#### SET EXERCISE
Exclude the pictures; give every entry again exactly as written.

BEGIN

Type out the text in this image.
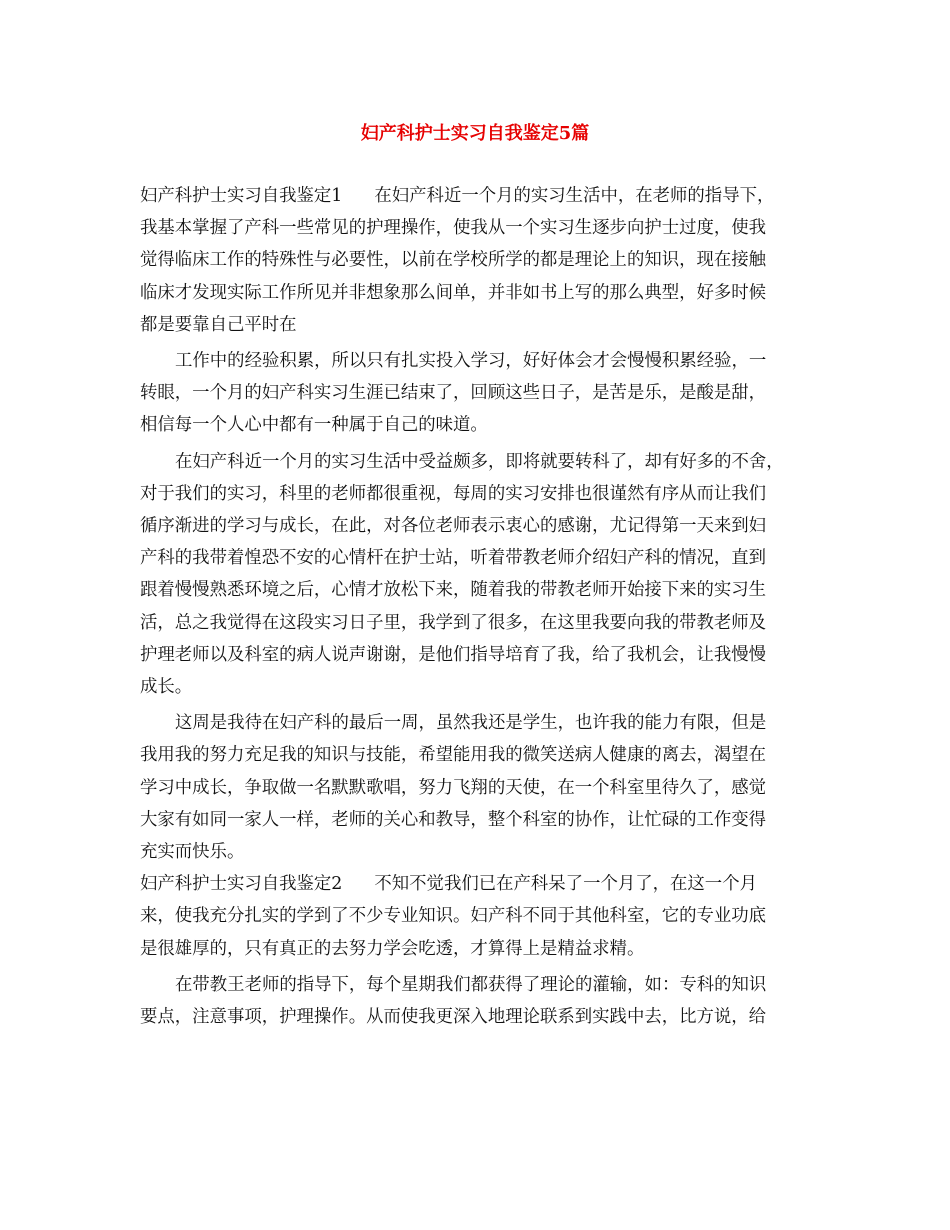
妇产科护士实习自我鉴定5篇

妇产科护士实习自我鉴定1 在妇产科近一个月的实习生活中，在老师的指导下，
我基本掌握了产科一些常见的护理操作，使我从一个实习生逐步向护士过度，使我
觉得临床工作的特殊性与必要性，以前在学校所学的都是理论上的知识，现在接触
临床才发现实际工作所见并非想象那么间单，并非如书上写的那么典型，好多时候
都是要靠自己平时在

工作中的经验积累，所以只有扎实投入学习，好好体会才会慢慢积累经验，一
转眼，一个月的妇产科实习生涯已结束了，回顾这些日子，是苦是乐，是酸是甜，
相信每一个人心中都有一种属于自己的味道。

在妇产科近一个月的实习生活中受益颇多，即将就要转科了，却有好多的不舍，
对于我们的实习，科里的老师都很重视，每周的实习安排也很谨然有序从而让我们
循序渐进的学习与成长，在此，对各位老师表示衷心的感谢，尤记得第一天来到妇
产科的我带着惶恐不安的心情杆在护士站，听着带教老师介绍妇产科的情况，直到
跟着慢慢熟悉环境之后，心情才放松下来，随着我的带教老师开始接下来的实习生
活，总之我觉得在这段实习日子里，我学到了很多，在这里我要向我的带教老师及
护理老师以及科室的病人说声谢谢，是他们指导培育了我，给了我机会，让我慢慢
成长。

这周是我待在妇产科的最后一周，虽然我还是学生，也许我的能力有限，但是
我用我的努力充足我的知识与技能，希望能用我的微笑送病人健康的离去，渴望在
学习中成长，争取做一名默默歌唱，努力飞翔的天使，在一个科室里待久了，感觉
大家有如同一家人一样，老师的关心和教导，整个科室的协作，让忙碌的工作变得
充实而快乐。

妇产科护士实习自我鉴定2 不知不觉我们已在产科呆了一个月了，在这一个月
来，使我充分扎实的学到了不少专业知识。妇产科不同于其他科室，它的专业功底
是很雄厚的，只有真正的去努力学会吃透，才算得上是精益求精。

在带教王老师的指导下，每个星期我们都获得了理论的灌输，如：专科的知识
要点，注意事项，护理操作。从而使我更深入地理论联系到实践中去，比方说，给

END

#### WRITTEN ANSWER
Type out the text in this image.
妇产科护士实习自我鉴定5篇

妇产科护士实习自我鉴定1 在妇产科近一个月的实习生活中，在老师的指导下，
我基本掌握了产科一些常见的护理操作，使我从一个实习生逐步向护士过度，使我
觉得临床工作的特殊性与必要性，以前在学校所学的都是理论上的知识，现在接触
临床才发现实际工作所见并非想象那么间单，并非如书上写的那么典型，好多时候
都是要靠自己平时在

工作中的经验积累，所以只有扎实投入学习，好好体会才会慢慢积累经验，一
转眼，一个月的妇产科实习生涯已结束了，回顾这些日子，是苦是乐，是酸是甜，
相信每一个人心中都有一种属于自己的味道。

在妇产科近一个月的实习生活中受益颇多，即将就要转科了，却有好多的不舍，
对于我们的实习，科里的老师都很重视，每周的实习安排也很谨然有序从而让我们
循序渐进的学习与成长，在此，对各位老师表示衷心的感谢，尤记得第一天来到妇
产科的我带着惶恐不安的心情杆在护士站，听着带教老师介绍妇产科的情况，直到
跟着慢慢熟悉环境之后，心情才放松下来，随着我的带教老师开始接下来的实习生
活，总之我觉得在这段实习日子里，我学到了很多，在这里我要向我的带教老师及
护理老师以及科室的病人说声谢谢，是他们指导培育了我，给了我机会，让我慢慢
成长。

这周是我待在妇产科的最后一周，虽然我还是学生，也许我的能力有限，但是
我用我的努力充足我的知识与技能，希望能用我的微笑送病人健康的离去，渴望在
学习中成长，争取做一名默默歌唱，努力飞翔的天使，在一个科室里待久了，感觉
大家有如同一家人一样，老师的关心和教导，整个科室的协作，让忙碌的工作变得
充实而快乐。

妇产科护士实习自我鉴定2 不知不觉我们已在产科呆了一个月了，在这一个月
来，使我充分扎实的学到了不少专业知识。妇产科不同于其他科室，它的专业功底
是很雄厚的，只有真正的去努力学会吃透，才算得上是精益求精。

在带教王老师的指导下，每个星期我们都获得了理论的灌输，如：专科的知识
要点，注意事项，护理操作。从而使我更深入地理论联系到实践中去，比方说，给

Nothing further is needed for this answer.